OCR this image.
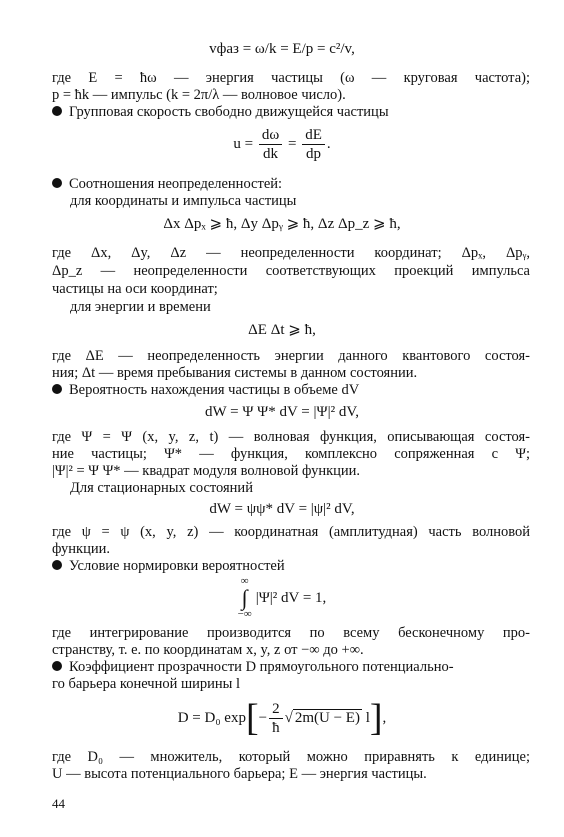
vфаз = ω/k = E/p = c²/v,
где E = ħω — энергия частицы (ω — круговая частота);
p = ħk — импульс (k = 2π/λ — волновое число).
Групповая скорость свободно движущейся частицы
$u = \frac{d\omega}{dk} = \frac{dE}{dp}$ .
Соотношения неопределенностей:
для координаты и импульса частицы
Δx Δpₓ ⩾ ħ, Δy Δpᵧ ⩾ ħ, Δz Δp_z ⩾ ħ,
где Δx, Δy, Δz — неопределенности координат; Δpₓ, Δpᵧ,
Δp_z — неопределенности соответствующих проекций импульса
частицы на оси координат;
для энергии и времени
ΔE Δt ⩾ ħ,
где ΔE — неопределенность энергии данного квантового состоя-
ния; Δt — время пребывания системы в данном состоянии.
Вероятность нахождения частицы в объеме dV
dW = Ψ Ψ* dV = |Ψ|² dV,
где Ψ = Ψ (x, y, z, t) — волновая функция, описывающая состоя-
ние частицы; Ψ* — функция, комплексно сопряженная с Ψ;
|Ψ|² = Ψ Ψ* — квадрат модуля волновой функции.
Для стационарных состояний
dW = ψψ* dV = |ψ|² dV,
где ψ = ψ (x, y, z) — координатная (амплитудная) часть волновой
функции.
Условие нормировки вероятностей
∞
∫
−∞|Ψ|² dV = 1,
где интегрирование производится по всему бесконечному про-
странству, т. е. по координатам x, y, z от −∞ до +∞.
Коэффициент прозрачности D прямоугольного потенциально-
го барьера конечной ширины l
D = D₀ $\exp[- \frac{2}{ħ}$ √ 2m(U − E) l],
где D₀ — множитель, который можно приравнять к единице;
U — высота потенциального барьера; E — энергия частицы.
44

§

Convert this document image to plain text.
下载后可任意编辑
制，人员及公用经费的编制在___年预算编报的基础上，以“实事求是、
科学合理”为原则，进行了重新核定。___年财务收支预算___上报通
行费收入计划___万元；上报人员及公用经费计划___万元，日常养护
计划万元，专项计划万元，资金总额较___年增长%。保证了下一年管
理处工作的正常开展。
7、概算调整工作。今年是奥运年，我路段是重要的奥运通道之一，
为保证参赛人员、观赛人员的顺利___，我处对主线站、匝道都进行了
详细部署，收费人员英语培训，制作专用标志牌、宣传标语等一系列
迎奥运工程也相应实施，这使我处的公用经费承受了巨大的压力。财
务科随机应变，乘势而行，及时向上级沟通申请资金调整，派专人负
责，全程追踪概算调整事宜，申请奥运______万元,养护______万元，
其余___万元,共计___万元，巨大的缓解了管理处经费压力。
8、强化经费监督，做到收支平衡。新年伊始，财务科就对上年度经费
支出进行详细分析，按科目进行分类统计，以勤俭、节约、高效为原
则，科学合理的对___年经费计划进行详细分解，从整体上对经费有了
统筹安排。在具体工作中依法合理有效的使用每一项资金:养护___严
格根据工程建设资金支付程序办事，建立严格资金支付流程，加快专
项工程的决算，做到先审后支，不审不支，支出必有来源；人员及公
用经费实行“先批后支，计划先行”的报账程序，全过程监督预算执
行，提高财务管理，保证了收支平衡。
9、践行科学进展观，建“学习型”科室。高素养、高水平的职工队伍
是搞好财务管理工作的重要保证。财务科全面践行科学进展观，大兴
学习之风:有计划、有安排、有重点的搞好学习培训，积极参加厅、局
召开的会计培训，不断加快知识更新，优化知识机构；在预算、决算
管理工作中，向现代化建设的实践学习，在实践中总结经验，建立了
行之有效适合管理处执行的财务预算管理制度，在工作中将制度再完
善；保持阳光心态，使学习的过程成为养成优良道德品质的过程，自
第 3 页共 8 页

§

- [Brief]: Extract every line above containing the word "энергии".

- [Exercise solution]:
для энергии и времени
где ΔE — неопределенность энергии данного квантового состоя-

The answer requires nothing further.